— Records supplied —
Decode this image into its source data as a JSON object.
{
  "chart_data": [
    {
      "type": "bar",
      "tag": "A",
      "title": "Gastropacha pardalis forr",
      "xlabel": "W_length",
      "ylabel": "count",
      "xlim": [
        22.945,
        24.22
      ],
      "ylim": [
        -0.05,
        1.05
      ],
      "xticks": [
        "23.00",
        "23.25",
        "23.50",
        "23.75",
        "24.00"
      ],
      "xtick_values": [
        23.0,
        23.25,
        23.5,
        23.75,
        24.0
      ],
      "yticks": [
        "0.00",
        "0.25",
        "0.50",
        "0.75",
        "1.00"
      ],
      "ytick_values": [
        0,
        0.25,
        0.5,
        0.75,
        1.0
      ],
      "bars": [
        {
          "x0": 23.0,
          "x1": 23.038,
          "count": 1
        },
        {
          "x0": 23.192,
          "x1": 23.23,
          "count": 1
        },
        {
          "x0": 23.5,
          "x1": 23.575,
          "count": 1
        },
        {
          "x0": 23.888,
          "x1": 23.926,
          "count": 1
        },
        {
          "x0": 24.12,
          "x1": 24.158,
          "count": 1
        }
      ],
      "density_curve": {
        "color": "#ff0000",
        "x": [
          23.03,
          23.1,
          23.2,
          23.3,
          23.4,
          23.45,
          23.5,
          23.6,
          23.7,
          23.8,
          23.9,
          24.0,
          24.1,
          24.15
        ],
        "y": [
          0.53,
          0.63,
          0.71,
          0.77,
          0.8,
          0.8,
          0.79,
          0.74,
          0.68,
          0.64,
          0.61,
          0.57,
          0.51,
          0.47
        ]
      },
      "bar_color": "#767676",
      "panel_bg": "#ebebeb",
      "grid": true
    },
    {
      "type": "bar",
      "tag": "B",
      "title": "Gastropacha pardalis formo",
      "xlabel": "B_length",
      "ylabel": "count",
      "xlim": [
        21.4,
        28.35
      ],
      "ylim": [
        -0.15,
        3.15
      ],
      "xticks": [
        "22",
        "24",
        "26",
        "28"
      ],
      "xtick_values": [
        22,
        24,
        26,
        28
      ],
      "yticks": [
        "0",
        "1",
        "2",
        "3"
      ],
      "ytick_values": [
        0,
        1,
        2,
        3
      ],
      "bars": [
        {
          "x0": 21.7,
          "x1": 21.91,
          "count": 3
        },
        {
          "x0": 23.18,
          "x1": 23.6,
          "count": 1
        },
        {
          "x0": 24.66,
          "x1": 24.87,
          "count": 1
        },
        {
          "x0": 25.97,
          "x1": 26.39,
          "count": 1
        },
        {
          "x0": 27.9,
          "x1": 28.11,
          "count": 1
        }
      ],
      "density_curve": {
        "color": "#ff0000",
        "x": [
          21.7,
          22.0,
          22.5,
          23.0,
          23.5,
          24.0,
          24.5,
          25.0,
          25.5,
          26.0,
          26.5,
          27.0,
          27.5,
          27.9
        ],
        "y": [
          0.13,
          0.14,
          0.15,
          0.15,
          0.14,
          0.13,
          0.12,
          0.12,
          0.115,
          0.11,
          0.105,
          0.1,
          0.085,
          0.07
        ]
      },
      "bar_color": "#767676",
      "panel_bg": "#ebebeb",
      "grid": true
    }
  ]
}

--

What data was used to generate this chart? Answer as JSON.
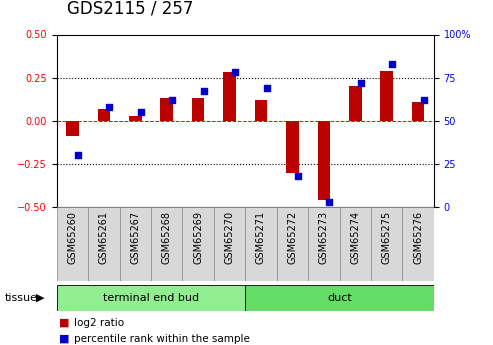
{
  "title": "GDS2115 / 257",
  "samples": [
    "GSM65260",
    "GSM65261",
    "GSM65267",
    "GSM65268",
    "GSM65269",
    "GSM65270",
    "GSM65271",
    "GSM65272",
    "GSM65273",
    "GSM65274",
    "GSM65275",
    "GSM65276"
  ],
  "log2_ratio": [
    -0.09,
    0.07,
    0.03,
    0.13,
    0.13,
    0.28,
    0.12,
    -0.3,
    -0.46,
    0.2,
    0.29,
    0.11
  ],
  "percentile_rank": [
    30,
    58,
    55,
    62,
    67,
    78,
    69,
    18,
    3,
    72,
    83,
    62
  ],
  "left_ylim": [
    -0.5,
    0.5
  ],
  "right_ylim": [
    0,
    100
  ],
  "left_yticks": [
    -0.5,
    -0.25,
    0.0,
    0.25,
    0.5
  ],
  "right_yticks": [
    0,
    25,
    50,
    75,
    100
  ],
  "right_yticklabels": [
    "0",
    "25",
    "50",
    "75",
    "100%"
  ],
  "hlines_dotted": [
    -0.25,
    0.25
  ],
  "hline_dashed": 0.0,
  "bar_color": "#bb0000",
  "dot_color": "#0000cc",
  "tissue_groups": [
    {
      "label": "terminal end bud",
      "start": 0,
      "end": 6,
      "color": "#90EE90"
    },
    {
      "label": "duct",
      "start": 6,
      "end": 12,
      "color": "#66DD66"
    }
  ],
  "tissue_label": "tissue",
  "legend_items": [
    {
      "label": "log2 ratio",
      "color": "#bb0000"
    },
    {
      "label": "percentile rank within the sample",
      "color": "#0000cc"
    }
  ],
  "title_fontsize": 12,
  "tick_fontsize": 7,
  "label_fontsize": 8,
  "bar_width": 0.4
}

--

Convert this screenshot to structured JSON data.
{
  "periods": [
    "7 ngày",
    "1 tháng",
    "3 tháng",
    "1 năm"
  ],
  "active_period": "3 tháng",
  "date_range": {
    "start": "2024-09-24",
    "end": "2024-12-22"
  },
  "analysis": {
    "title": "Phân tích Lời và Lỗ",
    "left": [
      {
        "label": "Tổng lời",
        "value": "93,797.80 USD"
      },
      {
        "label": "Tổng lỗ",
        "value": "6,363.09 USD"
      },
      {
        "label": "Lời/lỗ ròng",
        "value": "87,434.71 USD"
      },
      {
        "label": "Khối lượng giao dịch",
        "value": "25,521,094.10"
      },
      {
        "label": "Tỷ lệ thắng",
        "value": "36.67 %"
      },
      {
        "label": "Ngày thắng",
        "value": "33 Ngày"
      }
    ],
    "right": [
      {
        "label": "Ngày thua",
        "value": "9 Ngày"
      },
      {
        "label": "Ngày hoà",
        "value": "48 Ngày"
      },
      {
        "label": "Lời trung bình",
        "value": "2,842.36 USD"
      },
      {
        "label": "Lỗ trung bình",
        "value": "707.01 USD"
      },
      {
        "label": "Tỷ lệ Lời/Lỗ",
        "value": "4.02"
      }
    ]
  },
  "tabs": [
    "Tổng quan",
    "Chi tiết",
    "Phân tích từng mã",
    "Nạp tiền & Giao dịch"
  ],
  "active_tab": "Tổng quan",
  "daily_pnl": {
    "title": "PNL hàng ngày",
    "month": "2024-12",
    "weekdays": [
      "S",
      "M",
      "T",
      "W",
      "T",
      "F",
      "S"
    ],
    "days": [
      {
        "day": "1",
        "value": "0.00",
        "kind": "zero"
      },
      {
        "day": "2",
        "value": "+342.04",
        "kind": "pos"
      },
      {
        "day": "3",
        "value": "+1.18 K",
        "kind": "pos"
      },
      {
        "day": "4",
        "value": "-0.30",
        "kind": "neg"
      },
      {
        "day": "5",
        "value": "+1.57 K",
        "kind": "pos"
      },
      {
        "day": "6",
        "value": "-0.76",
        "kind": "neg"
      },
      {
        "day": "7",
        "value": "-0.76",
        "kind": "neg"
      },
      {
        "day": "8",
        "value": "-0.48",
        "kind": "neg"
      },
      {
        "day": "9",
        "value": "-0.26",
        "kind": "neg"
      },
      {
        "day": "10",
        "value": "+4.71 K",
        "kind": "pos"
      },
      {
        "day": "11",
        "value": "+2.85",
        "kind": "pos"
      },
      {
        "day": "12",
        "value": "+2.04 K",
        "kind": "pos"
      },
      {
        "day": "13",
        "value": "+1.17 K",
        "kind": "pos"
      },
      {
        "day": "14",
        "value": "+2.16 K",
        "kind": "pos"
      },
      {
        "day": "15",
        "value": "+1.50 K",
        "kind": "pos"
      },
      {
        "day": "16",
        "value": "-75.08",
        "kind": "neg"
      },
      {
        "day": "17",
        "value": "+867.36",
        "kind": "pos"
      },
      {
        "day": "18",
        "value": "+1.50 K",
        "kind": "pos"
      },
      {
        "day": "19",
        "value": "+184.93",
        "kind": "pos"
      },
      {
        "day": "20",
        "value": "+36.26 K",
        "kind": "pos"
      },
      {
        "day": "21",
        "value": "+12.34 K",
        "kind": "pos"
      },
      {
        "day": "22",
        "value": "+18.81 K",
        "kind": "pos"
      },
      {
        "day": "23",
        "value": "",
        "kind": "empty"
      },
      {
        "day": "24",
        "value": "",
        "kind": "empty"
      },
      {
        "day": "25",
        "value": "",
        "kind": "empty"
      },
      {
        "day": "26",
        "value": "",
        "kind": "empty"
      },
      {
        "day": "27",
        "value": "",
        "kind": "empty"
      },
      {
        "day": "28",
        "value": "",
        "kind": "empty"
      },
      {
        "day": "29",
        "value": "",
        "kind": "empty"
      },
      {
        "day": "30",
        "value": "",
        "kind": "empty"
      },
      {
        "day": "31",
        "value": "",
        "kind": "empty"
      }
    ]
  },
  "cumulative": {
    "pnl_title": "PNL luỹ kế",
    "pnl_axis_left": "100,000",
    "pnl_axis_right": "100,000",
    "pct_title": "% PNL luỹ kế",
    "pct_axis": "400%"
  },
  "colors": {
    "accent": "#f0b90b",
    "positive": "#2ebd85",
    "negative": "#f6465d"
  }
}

— Given task —
Where a line of the material above holds the string "this", copy that line.

— Full solution —
Decode this image into its source data as a JSON object.
What data was used to generate this chart? Answer as JSON.
Convert this screenshot to structured JSON data.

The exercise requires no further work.